↓
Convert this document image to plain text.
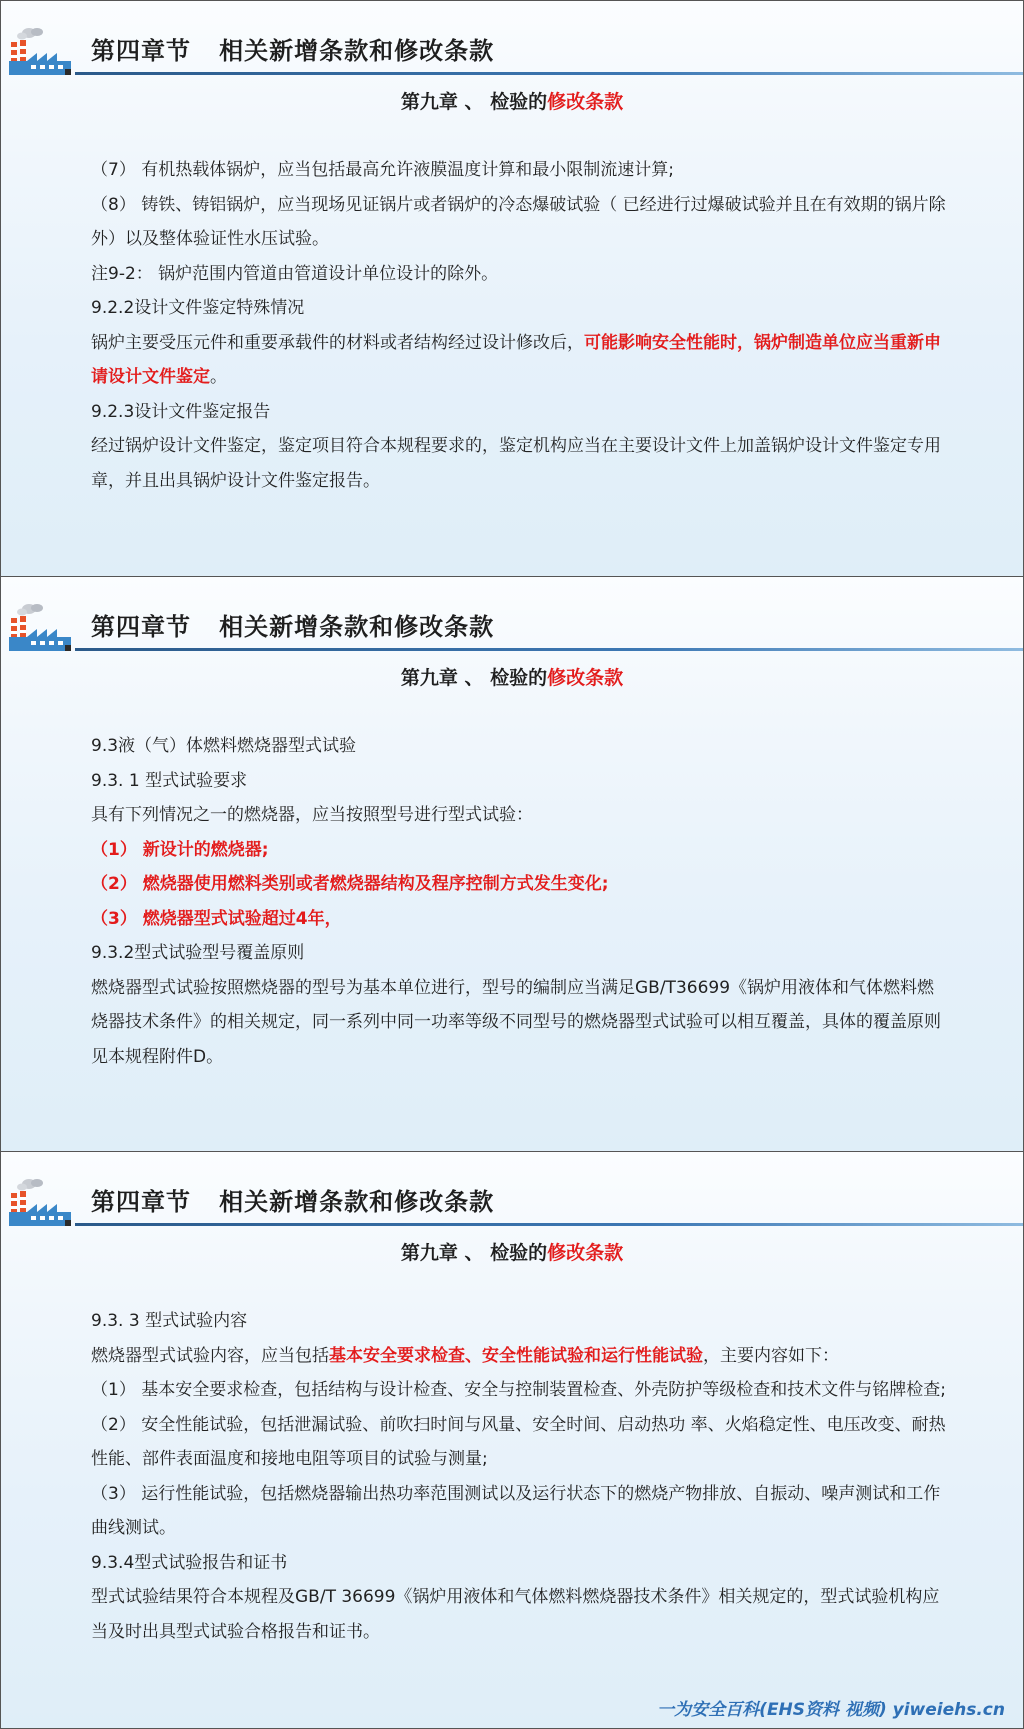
第四章节   相关新增条款和修改条款
第九章 、 检验的修改条款

（7） 有机热载体锅炉，应当包括最高允许液膜温度计算和最小限制流速计算;

（8） 铸铁、铸铝锅炉，应当现场见证锅片或者锅炉的冷态爆破试验（ 已经进行过爆破试验并且在有效期的锅片除外）以及整体验证性水压试验。

注9-2： 锅炉范围内管道由管道设计单位设计的除外。

9.2.2设计文件鉴定特殊情况

锅炉主要受压元件和重要承载件的材料或者结构经过设计修改后，可能影响安全性能时，锅炉制造单位应当重新申请设计文件鉴定。

9.2.3设计文件鉴定报告

经过锅炉设计文件鉴定，鉴定项目符合本规程要求的，鉴定机构应当在主要设计文件上加盖锅炉设计文件鉴定专用章，并且出具锅炉设计文件鉴定报告。

第四章节   相关新增条款和修改条款
第九章 、 检验的修改条款

9.3液（气）体燃料燃烧器型式试验

9.3. 1 型式试验要求

具有下列情况之一的燃烧器，应当按照型号进行型式试验：

（1） 新设计的燃烧器;

（2） 燃烧器使用燃料类别或者燃烧器结构及程序控制方式发生变化;

（3） 燃烧器型式试验超过4年，

9.3.2型式试验型号覆盖原则

燃烧器型式试验按照燃烧器的型号为基本单位进行，型号的编制应当满足GB/T36699《锅炉用液体和气体燃料燃烧器技术条件》的相关规定，同一系列中同一功率等级不同型号的燃烧器型式试验可以相互覆盖，具体的覆盖原则见本规程附件D。

第四章节   相关新增条款和修改条款
第九章 、 检验的修改条款

9.3. 3 型式试验内容

燃烧器型式试验内容，应当包括基本安全要求检查、安全性能试验和运行性能试验，主要内容如下：

（1） 基本安全要求检查，包括结构与设计检查、安全与控制装置检查、外壳防护等级检查和技术文件与铭牌检查;

（2） 安全性能试验，包括泄漏试验、前吹扫时间与风量、安全时间、启动热功 率、火焰稳定性、电压改变、耐热性能、部件表面温度和接地电阻等项目的试验与测量;

（3） 运行性能试验，包括燃烧器输出热功率范围测试以及运行状态下的燃烧产物排放、自振动、噪声测试和工作曲线测试。

9.3.4型式试验报告和证书

型式试验结果符合本规程及GB/T 36699《锅炉用液体和气体燃料燃烧器技术条件》相关规定的，型式试验机构应当及时出具型式试验合格报告和证书。

一为安全百科(EHS资料 视频) yiweiehs.cn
↑
Count how many lines include the string "锅炉用液体和气体燃料燃烧器技术条件". Nothing but the number is needed.

▸ WRITTEN SOLUTION: 2